[Stored records]
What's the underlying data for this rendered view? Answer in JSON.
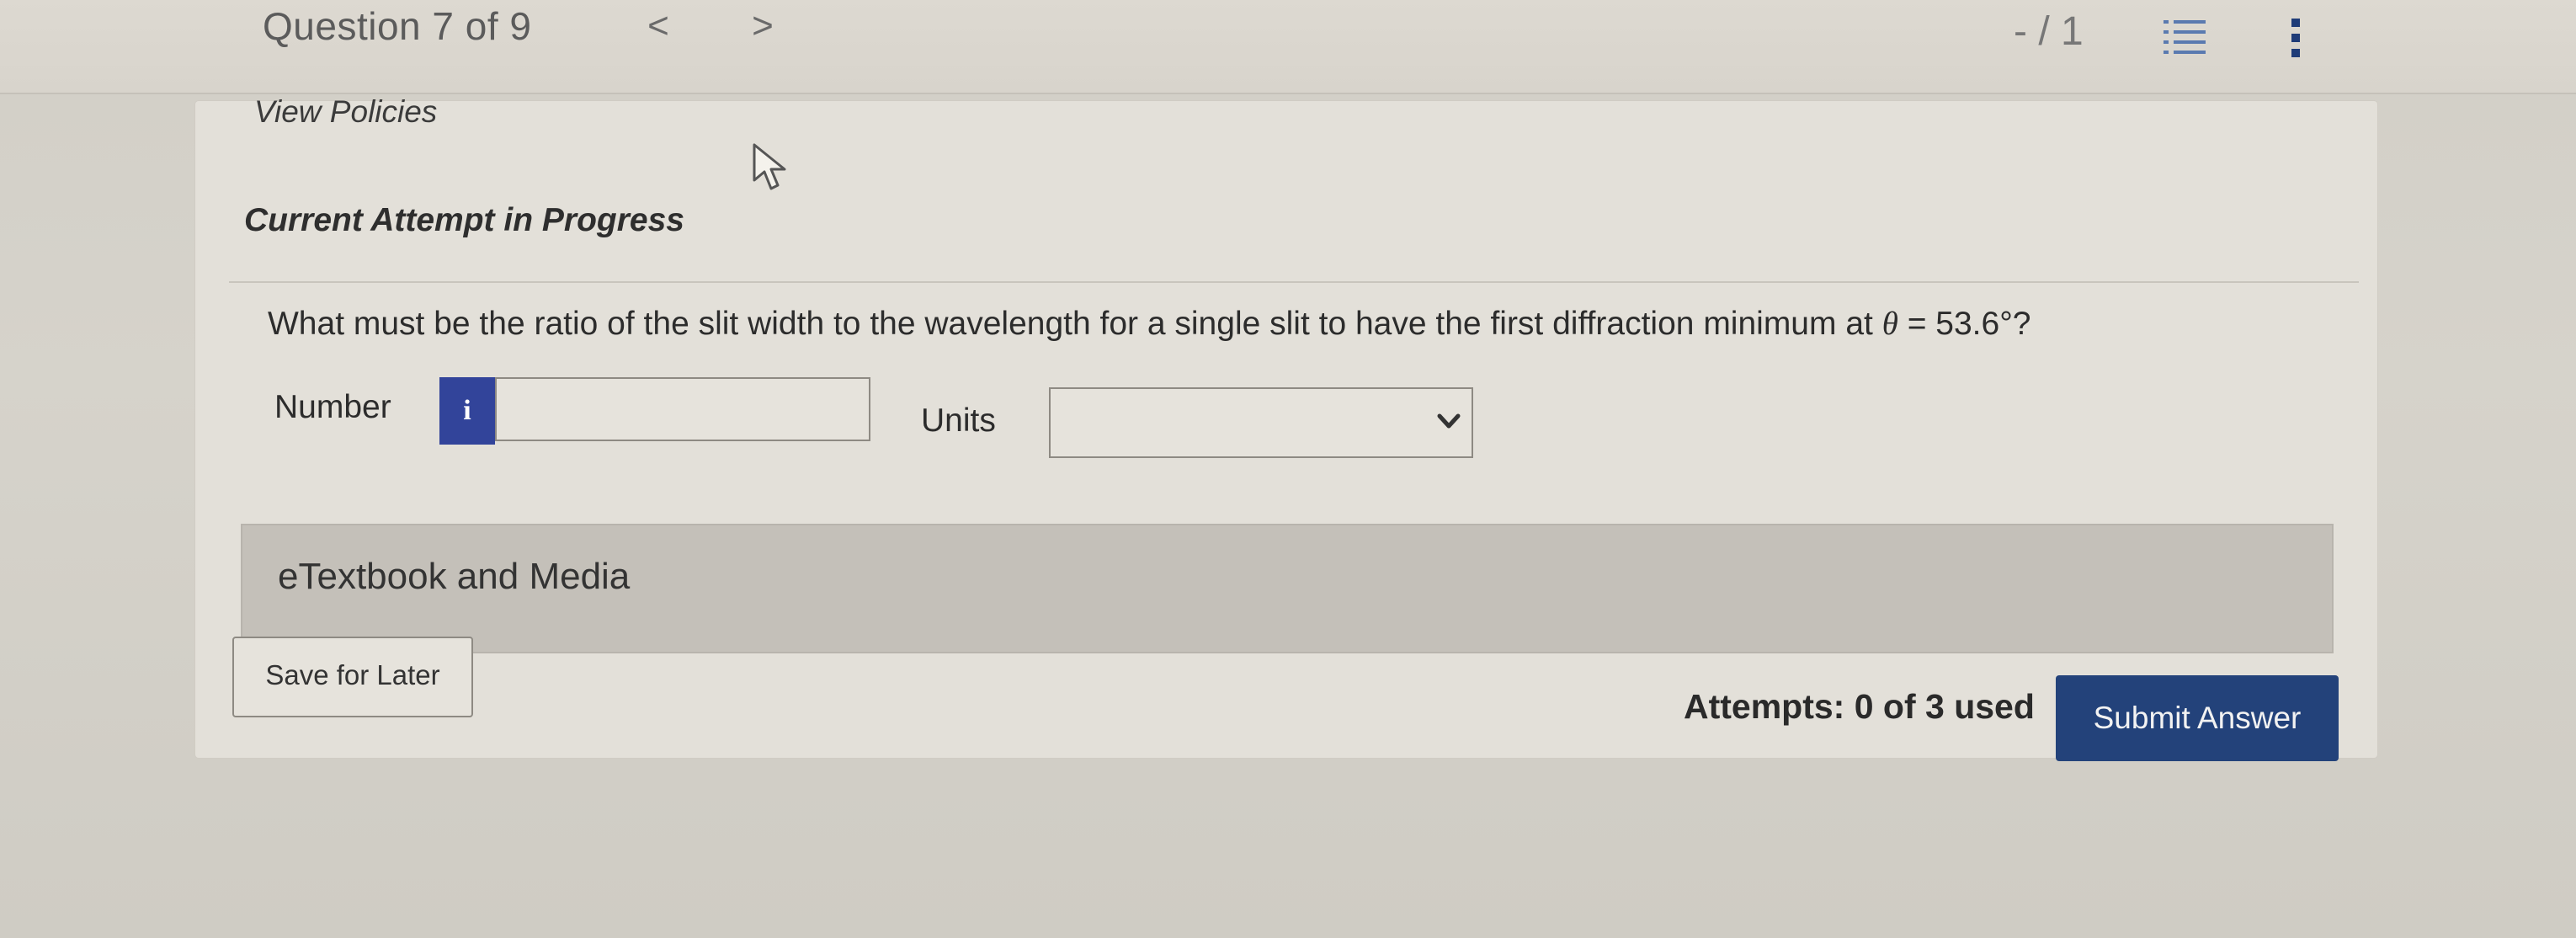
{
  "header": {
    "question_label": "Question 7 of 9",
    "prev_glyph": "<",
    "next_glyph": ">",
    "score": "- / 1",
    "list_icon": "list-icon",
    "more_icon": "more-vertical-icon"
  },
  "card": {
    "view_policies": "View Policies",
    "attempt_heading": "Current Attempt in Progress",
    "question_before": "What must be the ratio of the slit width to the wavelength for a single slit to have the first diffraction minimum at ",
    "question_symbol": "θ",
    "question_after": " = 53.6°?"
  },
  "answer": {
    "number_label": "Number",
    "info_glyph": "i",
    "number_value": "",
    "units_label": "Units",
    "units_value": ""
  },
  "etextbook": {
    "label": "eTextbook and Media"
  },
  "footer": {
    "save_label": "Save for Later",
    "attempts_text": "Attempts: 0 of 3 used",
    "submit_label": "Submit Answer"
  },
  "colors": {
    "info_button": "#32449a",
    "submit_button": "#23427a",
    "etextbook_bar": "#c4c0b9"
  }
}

* **What is being asked**:
Pictures in the records must not appear in the copy; transcribe everything else precisely.

* **Result of this exercise**:
What's the underlying data for this rendered view? Answer in JSON.
{
  "header": {
    "question_label": "Question 7 of 9",
    "prev_glyph": "<",
    "next_glyph": ">",
    "score": "- / 1",
    "list_icon": "list-icon",
    "more_icon": "more-vertical-icon"
  },
  "card": {
    "view_policies": "View Policies",
    "attempt_heading": "Current Attempt in Progress",
    "question_before": "What must be the ratio of the slit width to the wavelength for a single slit to have the first diffraction minimum at ",
    "question_symbol": "θ",
    "question_after": " = 53.6°?"
  },
  "answer": {
    "number_label": "Number",
    "info_glyph": "i",
    "number_value": "",
    "units_label": "Units",
    "units_value": ""
  },
  "etextbook": {
    "label": "eTextbook and Media"
  },
  "footer": {
    "save_label": "Save for Later",
    "attempts_text": "Attempts: 0 of 3 used",
    "submit_label": "Submit Answer"
  },
  "colors": {
    "info_button": "#32449a",
    "submit_button": "#23427a",
    "etextbook_bar": "#c4c0b9"
  }
}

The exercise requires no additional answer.